== What you need to do ==
Copy every line from the data below in which the string "This" can be found.
[START]
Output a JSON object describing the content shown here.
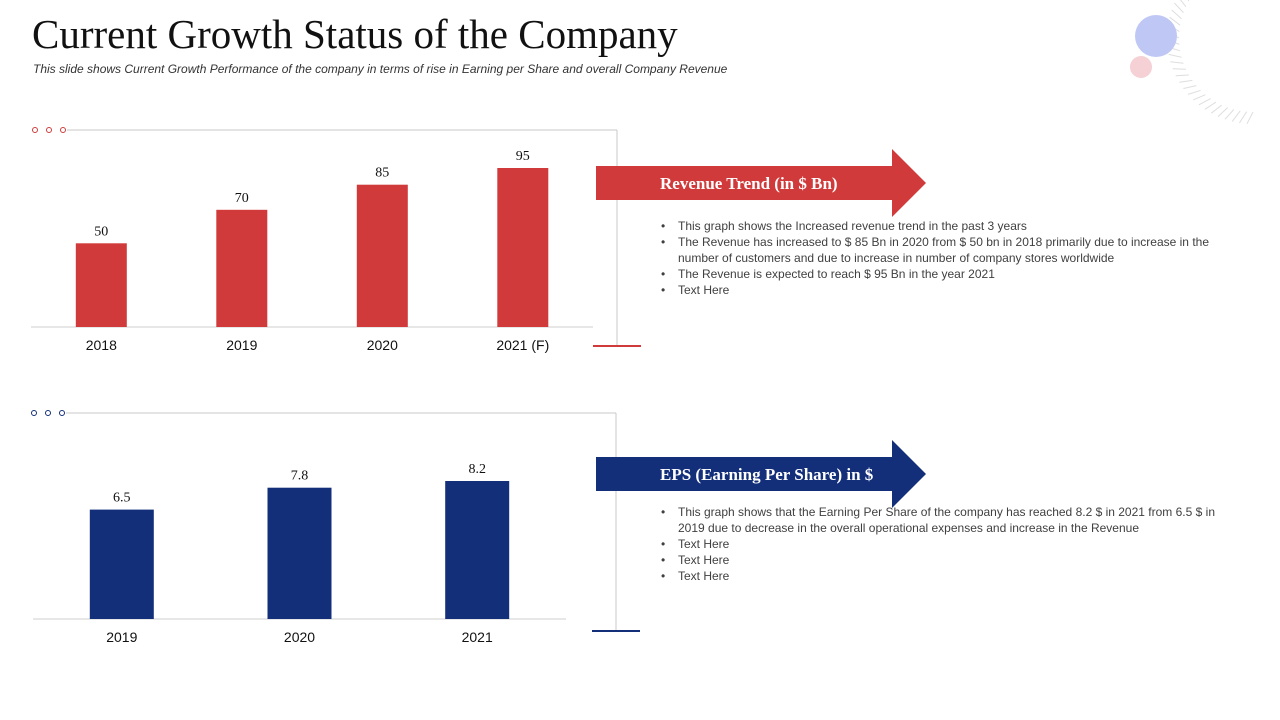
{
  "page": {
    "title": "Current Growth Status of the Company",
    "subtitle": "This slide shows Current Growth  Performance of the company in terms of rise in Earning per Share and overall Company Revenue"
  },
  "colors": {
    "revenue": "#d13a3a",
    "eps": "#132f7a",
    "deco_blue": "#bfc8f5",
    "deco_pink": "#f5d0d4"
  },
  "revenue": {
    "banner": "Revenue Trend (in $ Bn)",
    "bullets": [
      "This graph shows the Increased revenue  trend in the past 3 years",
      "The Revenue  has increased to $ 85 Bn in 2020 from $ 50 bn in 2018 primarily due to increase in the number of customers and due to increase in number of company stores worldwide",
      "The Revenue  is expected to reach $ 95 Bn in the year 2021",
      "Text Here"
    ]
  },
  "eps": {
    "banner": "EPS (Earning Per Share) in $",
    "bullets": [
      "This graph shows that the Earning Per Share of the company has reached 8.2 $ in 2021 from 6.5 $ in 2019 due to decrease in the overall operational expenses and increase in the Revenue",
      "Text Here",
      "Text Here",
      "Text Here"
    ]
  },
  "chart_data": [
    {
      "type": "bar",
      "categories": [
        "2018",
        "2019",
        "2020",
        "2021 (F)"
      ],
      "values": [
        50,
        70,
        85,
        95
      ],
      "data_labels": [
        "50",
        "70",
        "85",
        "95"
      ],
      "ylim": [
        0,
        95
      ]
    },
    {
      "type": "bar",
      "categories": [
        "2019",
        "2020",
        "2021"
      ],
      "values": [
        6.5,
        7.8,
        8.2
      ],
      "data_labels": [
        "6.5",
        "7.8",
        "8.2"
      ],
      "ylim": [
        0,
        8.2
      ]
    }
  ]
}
[END]
== Solved exercise ==
    "subtitle": "This slide shows Current Growth  Performance of the company in terms of rise in Earning per Share and overall Company Revenue"
      "This graph shows the Increased revenue  trend in the past 3 years",
      "This graph shows that the Earning Per Share of the company has reached 8.2 $ in 2021 from 6.5 $ in 2019 due to decrease in the overall operational expenses and increase in the Revenue",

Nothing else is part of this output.